• _Exercise material_
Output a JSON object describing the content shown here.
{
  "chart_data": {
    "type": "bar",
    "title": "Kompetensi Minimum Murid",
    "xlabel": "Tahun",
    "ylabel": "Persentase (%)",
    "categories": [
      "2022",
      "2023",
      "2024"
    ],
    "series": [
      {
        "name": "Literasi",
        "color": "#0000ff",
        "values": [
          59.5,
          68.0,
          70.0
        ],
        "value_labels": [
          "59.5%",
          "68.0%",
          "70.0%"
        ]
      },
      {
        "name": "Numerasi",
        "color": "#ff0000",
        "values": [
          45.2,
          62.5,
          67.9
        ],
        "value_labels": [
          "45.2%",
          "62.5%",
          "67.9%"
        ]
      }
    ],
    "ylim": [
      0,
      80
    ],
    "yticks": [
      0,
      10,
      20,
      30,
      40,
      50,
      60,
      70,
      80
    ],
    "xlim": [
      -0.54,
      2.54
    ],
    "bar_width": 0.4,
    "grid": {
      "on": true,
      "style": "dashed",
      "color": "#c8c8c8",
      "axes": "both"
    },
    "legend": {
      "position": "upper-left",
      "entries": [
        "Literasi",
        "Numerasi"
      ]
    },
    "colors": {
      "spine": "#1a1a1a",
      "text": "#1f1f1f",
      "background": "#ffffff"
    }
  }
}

• _Given exercise_
Output the records verbatim, from the first line to the last.

• _The answer_
Output a JSON object describing the content shown here.
{
  "chart_data": {
    "type": "bar",
    "title": "Kompetensi Minimum Murid",
    "xlabel": "Tahun",
    "ylabel": "Persentase (%)",
    "categories": [
      "2022",
      "2023",
      "2024"
    ],
    "series": [
      {
        "name": "Literasi",
        "color": "#0000ff",
        "values": [
          59.5,
          68.0,
          70.0
        ],
        "value_labels": [
          "59.5%",
          "68.0%",
          "70.0%"
        ]
      },
      {
        "name": "Numerasi",
        "color": "#ff0000",
        "values": [
          45.2,
          62.5,
          67.9
        ],
        "value_labels": [
          "45.2%",
          "62.5%",
          "67.9%"
        ]
      }
    ],
    "ylim": [
      0,
      80
    ],
    "yticks": [
      0,
      10,
      20,
      30,
      40,
      50,
      60,
      70,
      80
    ],
    "xlim": [
      -0.54,
      2.54
    ],
    "bar_width": 0.4,
    "grid": {
      "on": true,
      "style": "dashed",
      "color": "#c8c8c8",
      "axes": "both"
    },
    "legend": {
      "position": "upper-left",
      "entries": [
        "Literasi",
        "Numerasi"
      ]
    },
    "colors": {
      "spine": "#1a1a1a",
      "text": "#1f1f1f",
      "background": "#ffffff"
    }
  }
}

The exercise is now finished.